(Source text):
If we want teachers to use courses to teach effectively using blended learning, we need to design PD programs that use this approach

blended-learning-professional-development

How often have we heard that education is changing, and that flipped learning/blended learning/integrated learning/hybrid learning/(enter the latest term here) is the future and needs to be embraced now?

Yet how many times do schools train their staff in blended learning by having professional development (PD) presented in the form of a lecture or a traditional lesson–exactly the type of learning that they are trying to replace in the classroom?

Teachers, as well as students, learn better by doing, and learn better by participating in models that work rather than simply discussing models of learning. Professional development delivery must change. It is time to “walk the walk” rather than just “talk the talk.”

The author has done this in a number of successful training courses in a K-12 school. The programs use a range of online materials, such as text, audio, video, surveys, feedback and embedded interactive and collaborative specialist resources such as VoiceThread. The courses also use features of the Online Learning Environment (LMS), such as conditional release of resources and activities, rubrics and quizzes.

(Data excerpt):

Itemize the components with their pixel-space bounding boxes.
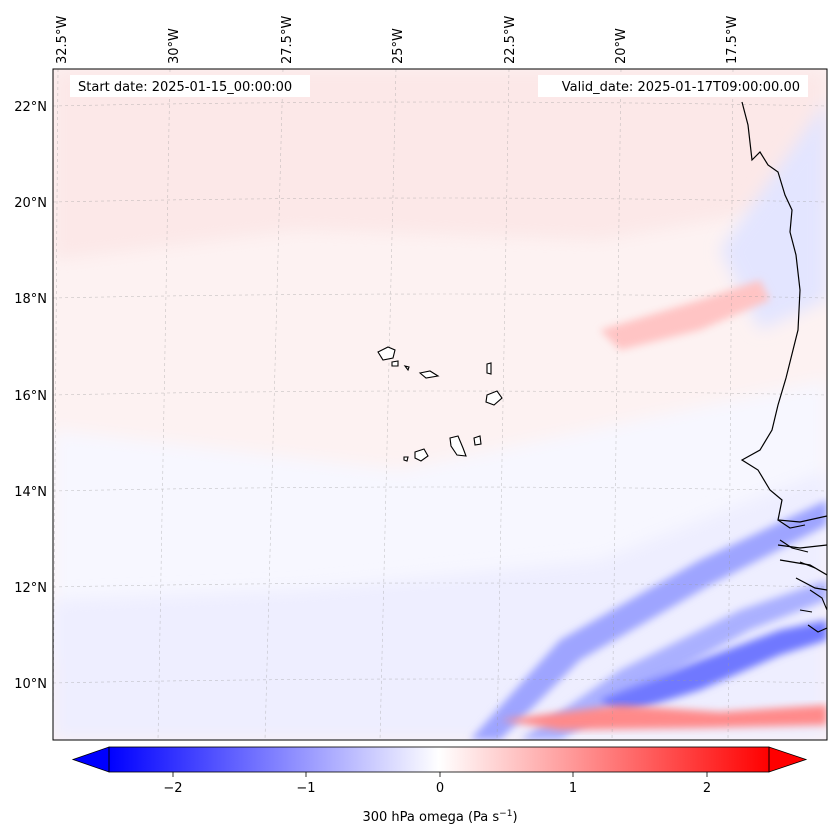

(Directions):
a) Reproduce word for word the section of the blended-learning teacher training article that opens with the words containing "The author has" and closes with "rubrics and quizzes.".
b) Resume the article on professional development for blended learning after its final sentence, and keep writing it in the same voice.

(Written responses):
a)
The author has done this in a number of successful training courses in a K-12 school. The programs use a range of online materials, such as text, audio, video, surveys, feedback and embedded interactive and collaborative specialist resources such as VoiceThread. The courses also use features of the Online Learning Environment (LMS), such as conditional release of resources and activities, rubrics and quizzes.

b)
As this is blended learning rather than individual online learning, much of the PD still occurs in a learning space (sometimes even a traditional classroom). However, the traditional lecture theater and traditional classroom layout are shunned. Staff are not lined up in rows; they are often in a collaborative seating format. Instructors are present at all times, providing guidance and feedback, answering any questions that may arise, etc. Of course, many aspects of the courses could be used in a largely online format.

Some PD courses have a linear structure, while others branch to review concepts. Conditional release is used regularly, so that an activity, whether it be a series of learning resources, a survey, etc. must be completed before the next resource can be accessed.

Feedback, such as surveys, quizzes and activities to demonstrate understanding, is regularly spaced between learning activities to ensure that participants are engaged and have an understanding of the concepts discussed (in exactly the way we would design a course for students).

Courses sometimes contain rubrics to provide feedback for activities that reflect levels of mastery. The rubric is visible to participants before the course is undertaken.

Conclusion

We need to change the way professional development is delivered. If we want teachers to design and use courses to teach effectively using blended learning, we need to design effective PD programs that use this approach.

We must lead by modelling rather than by simply telling teachers how education needs to change.

Peter West is Director of eLearning at Saint Stephen’s College in Australia. He has over 15 years experience leading K-12 schools in technology enhanced education, particularly Blended Learning using Online Learning Environments. He can be contacted at pwest@ssc.qld.edu.au.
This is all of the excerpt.